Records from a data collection
::::::

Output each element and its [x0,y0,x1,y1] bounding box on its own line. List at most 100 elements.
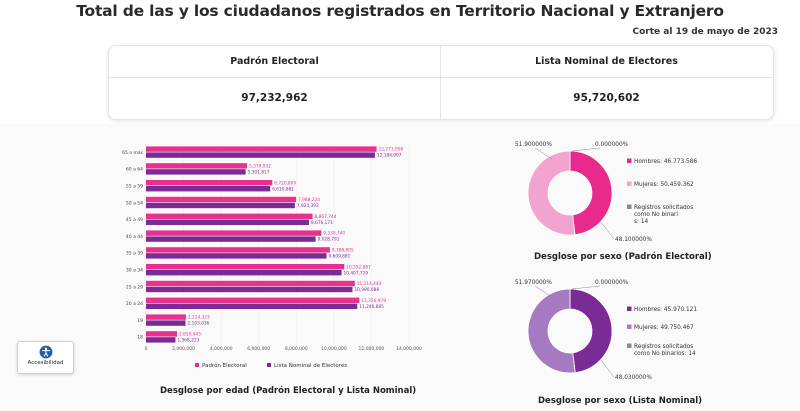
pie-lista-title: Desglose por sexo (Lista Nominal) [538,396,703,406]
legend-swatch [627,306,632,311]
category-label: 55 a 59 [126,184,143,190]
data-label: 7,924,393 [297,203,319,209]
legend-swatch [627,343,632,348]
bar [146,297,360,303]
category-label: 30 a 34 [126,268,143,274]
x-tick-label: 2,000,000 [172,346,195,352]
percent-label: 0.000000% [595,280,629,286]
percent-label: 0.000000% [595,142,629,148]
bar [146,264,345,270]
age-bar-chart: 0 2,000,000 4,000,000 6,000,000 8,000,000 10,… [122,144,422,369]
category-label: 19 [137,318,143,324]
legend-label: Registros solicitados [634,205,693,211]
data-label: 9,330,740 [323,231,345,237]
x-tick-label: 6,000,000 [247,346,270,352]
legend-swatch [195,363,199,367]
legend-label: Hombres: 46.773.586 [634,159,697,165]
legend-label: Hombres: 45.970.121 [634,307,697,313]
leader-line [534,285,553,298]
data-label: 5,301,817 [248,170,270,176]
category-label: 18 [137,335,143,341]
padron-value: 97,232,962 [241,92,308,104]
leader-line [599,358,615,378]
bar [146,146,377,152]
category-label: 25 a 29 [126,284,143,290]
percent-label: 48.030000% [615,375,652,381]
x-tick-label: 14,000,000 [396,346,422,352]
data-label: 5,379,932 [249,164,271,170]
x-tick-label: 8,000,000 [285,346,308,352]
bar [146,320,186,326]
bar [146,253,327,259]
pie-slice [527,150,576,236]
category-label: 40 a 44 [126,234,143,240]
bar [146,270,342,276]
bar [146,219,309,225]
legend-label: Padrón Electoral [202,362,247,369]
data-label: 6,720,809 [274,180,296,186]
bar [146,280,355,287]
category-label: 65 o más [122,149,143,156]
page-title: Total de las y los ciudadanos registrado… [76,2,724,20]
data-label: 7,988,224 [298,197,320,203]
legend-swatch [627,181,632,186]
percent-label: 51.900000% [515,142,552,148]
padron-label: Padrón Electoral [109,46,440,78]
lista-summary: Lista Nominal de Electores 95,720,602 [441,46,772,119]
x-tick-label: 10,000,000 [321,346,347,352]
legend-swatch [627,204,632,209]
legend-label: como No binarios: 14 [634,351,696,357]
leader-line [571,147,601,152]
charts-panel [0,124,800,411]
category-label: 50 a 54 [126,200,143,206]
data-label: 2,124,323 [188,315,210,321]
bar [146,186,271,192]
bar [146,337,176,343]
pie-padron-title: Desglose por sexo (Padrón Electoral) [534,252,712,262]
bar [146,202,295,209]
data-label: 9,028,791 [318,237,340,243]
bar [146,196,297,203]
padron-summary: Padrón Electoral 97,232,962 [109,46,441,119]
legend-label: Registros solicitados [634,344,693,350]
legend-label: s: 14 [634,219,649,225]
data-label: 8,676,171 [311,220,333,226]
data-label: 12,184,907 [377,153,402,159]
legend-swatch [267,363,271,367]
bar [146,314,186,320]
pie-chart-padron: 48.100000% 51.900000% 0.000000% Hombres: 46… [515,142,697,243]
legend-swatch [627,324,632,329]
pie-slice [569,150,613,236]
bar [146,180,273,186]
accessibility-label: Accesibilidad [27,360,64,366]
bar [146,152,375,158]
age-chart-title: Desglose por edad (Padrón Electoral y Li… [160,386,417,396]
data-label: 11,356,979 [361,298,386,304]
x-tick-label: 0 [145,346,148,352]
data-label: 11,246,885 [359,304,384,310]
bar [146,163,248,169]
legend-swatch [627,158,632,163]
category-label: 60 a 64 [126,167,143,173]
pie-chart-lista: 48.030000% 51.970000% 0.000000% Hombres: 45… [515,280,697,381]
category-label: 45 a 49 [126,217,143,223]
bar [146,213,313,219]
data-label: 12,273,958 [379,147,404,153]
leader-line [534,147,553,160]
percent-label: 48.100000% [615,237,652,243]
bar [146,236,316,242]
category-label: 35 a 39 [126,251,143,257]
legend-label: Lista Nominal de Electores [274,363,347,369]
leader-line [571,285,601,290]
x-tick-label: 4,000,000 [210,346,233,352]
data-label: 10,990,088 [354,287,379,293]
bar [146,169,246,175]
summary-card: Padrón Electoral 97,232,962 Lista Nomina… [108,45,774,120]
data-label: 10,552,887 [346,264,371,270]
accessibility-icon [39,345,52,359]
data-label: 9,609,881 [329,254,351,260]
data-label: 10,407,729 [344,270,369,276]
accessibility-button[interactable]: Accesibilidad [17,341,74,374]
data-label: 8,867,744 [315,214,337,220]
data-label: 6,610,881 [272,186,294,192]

::::::

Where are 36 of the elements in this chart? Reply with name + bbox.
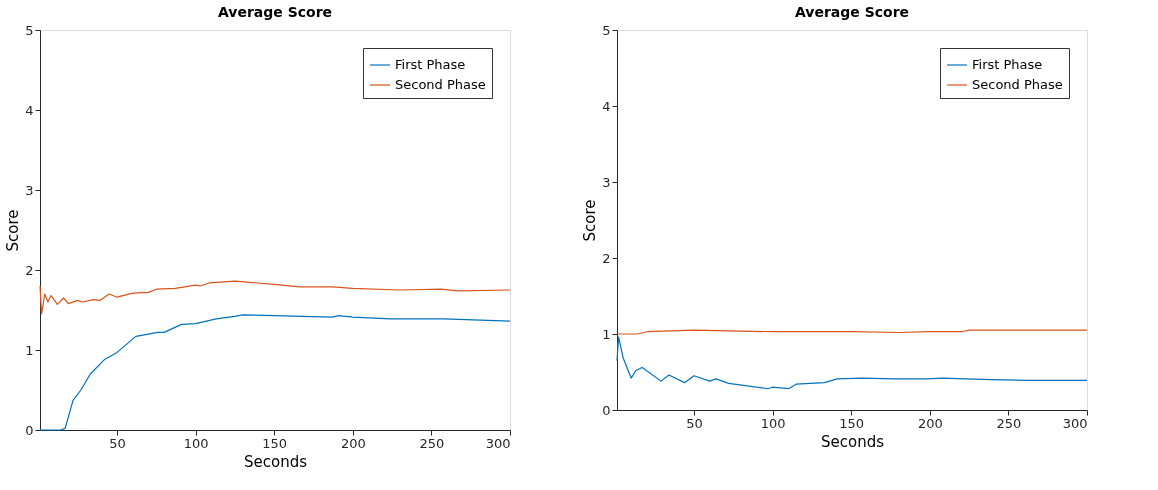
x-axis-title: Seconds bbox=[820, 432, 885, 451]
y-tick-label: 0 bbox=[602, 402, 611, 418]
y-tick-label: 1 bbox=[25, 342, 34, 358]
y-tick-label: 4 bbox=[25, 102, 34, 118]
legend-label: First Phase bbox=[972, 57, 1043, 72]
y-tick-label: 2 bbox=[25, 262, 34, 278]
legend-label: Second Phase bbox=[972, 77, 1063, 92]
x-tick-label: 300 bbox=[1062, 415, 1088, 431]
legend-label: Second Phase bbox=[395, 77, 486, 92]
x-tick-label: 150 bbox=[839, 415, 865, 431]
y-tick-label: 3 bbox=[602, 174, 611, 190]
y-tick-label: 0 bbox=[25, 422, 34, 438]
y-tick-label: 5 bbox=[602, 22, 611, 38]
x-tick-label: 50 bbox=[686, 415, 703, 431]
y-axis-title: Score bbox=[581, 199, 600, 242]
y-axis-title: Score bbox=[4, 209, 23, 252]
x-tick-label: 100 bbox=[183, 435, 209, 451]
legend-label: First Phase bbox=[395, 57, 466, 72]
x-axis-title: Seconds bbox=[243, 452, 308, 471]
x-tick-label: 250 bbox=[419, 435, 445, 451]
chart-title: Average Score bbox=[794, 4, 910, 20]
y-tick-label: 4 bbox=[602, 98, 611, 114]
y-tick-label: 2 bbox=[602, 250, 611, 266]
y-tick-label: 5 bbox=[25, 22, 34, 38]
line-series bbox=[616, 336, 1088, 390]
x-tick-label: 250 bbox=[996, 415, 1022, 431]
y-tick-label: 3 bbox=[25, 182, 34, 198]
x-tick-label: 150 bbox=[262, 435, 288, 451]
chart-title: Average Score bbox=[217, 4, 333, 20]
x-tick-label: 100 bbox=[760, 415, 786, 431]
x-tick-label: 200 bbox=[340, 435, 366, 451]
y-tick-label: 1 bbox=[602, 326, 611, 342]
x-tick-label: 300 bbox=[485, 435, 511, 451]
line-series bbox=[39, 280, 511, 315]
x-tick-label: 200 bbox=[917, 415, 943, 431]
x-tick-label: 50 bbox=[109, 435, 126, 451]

::::::

Given request: Pick out every line of the records that contains the string "summary", matching case exactly.

The completed task:
lista-summary: Lista Nominal de Electores 95,720,602 [441,46,772,119]
padron-summary: Padrón Electoral 97,232,962 [109,46,441,119]
summary-card: Padrón Electoral 97,232,962 Lista Nomina… [108,45,774,120]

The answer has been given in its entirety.